▶ **THE TASK**
Your job is to retype all of the data word for word, leaving every image out.

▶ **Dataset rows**

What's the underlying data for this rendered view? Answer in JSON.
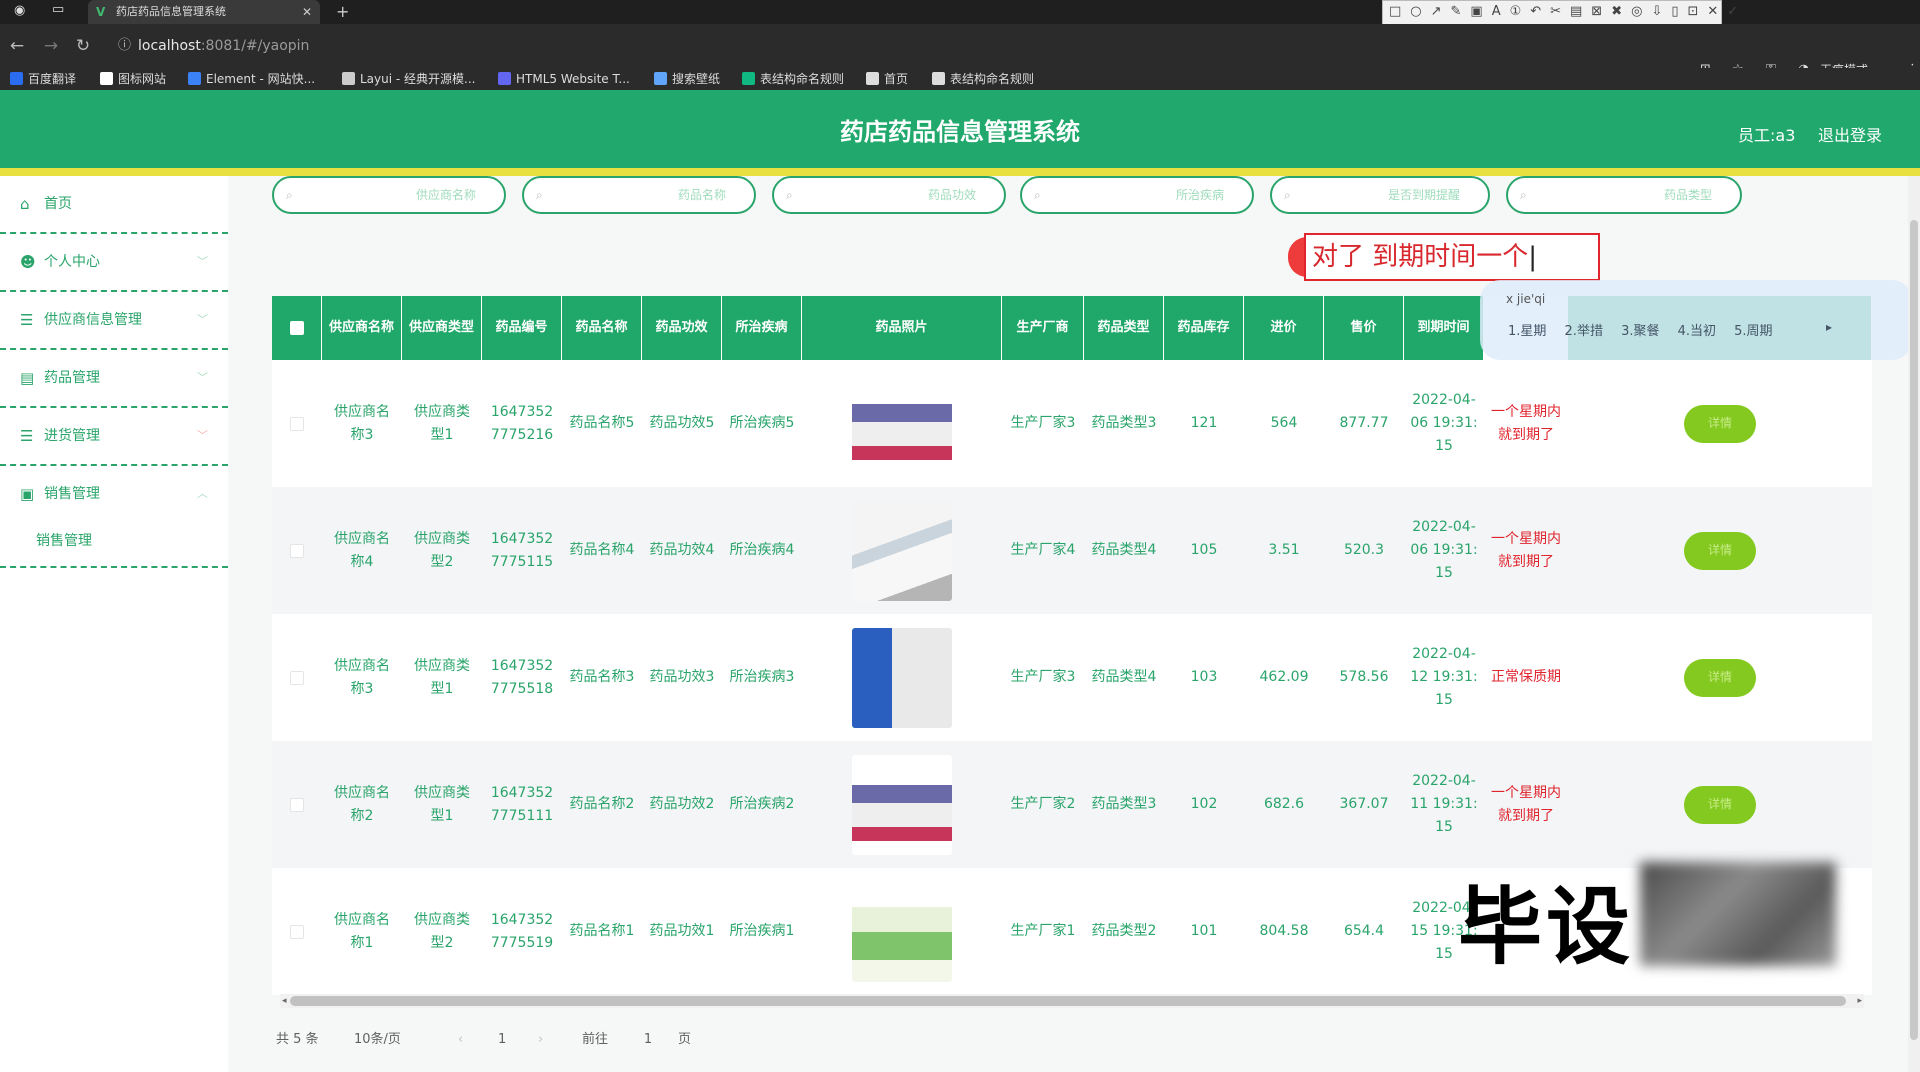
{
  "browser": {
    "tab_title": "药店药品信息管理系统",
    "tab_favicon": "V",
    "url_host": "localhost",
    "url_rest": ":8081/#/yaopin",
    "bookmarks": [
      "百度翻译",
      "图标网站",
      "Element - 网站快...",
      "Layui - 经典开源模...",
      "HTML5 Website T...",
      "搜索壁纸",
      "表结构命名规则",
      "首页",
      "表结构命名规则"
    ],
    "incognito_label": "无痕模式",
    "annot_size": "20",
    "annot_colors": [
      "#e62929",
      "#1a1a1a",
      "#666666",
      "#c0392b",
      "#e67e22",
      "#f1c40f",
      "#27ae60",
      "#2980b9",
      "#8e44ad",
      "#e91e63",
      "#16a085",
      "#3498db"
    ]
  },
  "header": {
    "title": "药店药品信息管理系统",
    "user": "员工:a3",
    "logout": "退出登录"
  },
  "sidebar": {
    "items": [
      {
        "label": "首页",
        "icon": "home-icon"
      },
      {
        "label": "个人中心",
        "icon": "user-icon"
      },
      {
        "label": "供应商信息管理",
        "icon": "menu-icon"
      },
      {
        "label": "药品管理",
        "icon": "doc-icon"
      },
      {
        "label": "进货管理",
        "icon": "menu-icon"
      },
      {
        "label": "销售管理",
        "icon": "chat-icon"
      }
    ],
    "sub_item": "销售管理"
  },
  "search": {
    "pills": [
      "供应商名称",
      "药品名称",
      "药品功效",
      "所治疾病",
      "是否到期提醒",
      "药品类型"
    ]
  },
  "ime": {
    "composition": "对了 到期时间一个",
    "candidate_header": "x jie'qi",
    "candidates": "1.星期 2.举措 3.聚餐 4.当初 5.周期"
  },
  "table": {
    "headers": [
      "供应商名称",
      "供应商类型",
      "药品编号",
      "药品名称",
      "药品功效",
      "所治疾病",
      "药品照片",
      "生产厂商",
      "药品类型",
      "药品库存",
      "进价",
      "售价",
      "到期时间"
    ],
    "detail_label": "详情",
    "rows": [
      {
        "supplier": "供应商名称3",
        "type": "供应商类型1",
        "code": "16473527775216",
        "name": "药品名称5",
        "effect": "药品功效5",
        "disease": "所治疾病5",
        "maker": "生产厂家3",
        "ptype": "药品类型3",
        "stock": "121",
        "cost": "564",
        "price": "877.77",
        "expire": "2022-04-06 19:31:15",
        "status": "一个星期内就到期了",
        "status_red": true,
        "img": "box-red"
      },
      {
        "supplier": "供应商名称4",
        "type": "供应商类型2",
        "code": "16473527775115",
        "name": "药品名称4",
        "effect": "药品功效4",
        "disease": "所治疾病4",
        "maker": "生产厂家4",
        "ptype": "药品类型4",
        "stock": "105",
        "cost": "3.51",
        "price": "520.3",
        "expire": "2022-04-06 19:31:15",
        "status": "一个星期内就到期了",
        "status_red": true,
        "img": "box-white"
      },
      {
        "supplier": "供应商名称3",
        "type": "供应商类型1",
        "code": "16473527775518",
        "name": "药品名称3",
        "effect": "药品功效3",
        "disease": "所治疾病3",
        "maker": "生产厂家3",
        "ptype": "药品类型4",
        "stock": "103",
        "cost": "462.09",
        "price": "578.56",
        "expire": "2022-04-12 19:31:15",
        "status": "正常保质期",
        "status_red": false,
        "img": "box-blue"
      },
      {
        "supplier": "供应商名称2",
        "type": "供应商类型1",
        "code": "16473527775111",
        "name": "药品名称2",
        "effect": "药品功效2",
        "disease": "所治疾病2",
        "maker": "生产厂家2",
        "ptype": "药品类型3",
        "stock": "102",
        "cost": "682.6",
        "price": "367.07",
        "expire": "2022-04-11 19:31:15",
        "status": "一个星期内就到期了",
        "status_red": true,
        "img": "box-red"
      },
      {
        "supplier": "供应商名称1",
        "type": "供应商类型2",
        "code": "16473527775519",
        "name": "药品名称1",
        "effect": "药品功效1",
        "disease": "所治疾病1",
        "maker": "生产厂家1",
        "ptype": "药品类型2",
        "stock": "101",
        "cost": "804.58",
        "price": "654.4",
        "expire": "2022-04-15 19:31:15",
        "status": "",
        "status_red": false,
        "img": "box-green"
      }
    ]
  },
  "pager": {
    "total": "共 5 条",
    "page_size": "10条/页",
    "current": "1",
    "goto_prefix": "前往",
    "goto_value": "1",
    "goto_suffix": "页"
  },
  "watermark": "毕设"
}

▶ **CORRECT OUTPUT**
What's the underlying data for this rendered view? Answer in JSON.
{
  "browser": {
    "tab_title": "药店药品信息管理系统",
    "tab_favicon": "V",
    "url_host": "localhost",
    "url_rest": ":8081/#/yaopin",
    "bookmarks": [
      "百度翻译",
      "图标网站",
      "Element - 网站快...",
      "Layui - 经典开源模...",
      "HTML5 Website T...",
      "搜索壁纸",
      "表结构命名规则",
      "首页",
      "表结构命名规则"
    ],
    "incognito_label": "无痕模式",
    "annot_size": "20",
    "annot_colors": [
      "#e62929",
      "#1a1a1a",
      "#666666",
      "#c0392b",
      "#e67e22",
      "#f1c40f",
      "#27ae60",
      "#2980b9",
      "#8e44ad",
      "#e91e63",
      "#16a085",
      "#3498db"
    ]
  },
  "header": {
    "title": "药店药品信息管理系统",
    "user": "员工:a3",
    "logout": "退出登录"
  },
  "sidebar": {
    "items": [
      {
        "label": "首页",
        "icon": "home-icon"
      },
      {
        "label": "个人中心",
        "icon": "user-icon"
      },
      {
        "label": "供应商信息管理",
        "icon": "menu-icon"
      },
      {
        "label": "药品管理",
        "icon": "doc-icon"
      },
      {
        "label": "进货管理",
        "icon": "menu-icon"
      },
      {
        "label": "销售管理",
        "icon": "chat-icon"
      }
    ],
    "sub_item": "销售管理"
  },
  "search": {
    "pills": [
      "供应商名称",
      "药品名称",
      "药品功效",
      "所治疾病",
      "是否到期提醒",
      "药品类型"
    ]
  },
  "ime": {
    "composition": "对了 到期时间一个",
    "candidate_header": "x jie'qi",
    "candidates": "1.星期 2.举措 3.聚餐 4.当初 5.周期"
  },
  "table": {
    "headers": [
      "供应商名称",
      "供应商类型",
      "药品编号",
      "药品名称",
      "药品功效",
      "所治疾病",
      "药品照片",
      "生产厂商",
      "药品类型",
      "药品库存",
      "进价",
      "售价",
      "到期时间"
    ],
    "detail_label": "详情",
    "rows": [
      {
        "supplier": "供应商名称3",
        "type": "供应商类型1",
        "code": "16473527775216",
        "name": "药品名称5",
        "effect": "药品功效5",
        "disease": "所治疾病5",
        "maker": "生产厂家3",
        "ptype": "药品类型3",
        "stock": "121",
        "cost": "564",
        "price": "877.77",
        "expire": "2022-04-06 19:31:15",
        "status": "一个星期内就到期了",
        "status_red": true,
        "img": "box-red"
      },
      {
        "supplier": "供应商名称4",
        "type": "供应商类型2",
        "code": "16473527775115",
        "name": "药品名称4",
        "effect": "药品功效4",
        "disease": "所治疾病4",
        "maker": "生产厂家4",
        "ptype": "药品类型4",
        "stock": "105",
        "cost": "3.51",
        "price": "520.3",
        "expire": "2022-04-06 19:31:15",
        "status": "一个星期内就到期了",
        "status_red": true,
        "img": "box-white"
      },
      {
        "supplier": "供应商名称3",
        "type": "供应商类型1",
        "code": "16473527775518",
        "name": "药品名称3",
        "effect": "药品功效3",
        "disease": "所治疾病3",
        "maker": "生产厂家3",
        "ptype": "药品类型4",
        "stock": "103",
        "cost": "462.09",
        "price": "578.56",
        "expire": "2022-04-12 19:31:15",
        "status": "正常保质期",
        "status_red": false,
        "img": "box-blue"
      },
      {
        "supplier": "供应商名称2",
        "type": "供应商类型1",
        "code": "16473527775111",
        "name": "药品名称2",
        "effect": "药品功效2",
        "disease": "所治疾病2",
        "maker": "生产厂家2",
        "ptype": "药品类型3",
        "stock": "102",
        "cost": "682.6",
        "price": "367.07",
        "expire": "2022-04-11 19:31:15",
        "status": "一个星期内就到期了",
        "status_red": true,
        "img": "box-red"
      },
      {
        "supplier": "供应商名称1",
        "type": "供应商类型2",
        "code": "16473527775519",
        "name": "药品名称1",
        "effect": "药品功效1",
        "disease": "所治疾病1",
        "maker": "生产厂家1",
        "ptype": "药品类型2",
        "stock": "101",
        "cost": "804.58",
        "price": "654.4",
        "expire": "2022-04-15 19:31:15",
        "status": "",
        "status_red": false,
        "img": "box-green"
      }
    ]
  },
  "pager": {
    "total": "共 5 条",
    "page_size": "10条/页",
    "current": "1",
    "goto_prefix": "前往",
    "goto_value": "1",
    "goto_suffix": "页"
  },
  "watermark": "毕设"
}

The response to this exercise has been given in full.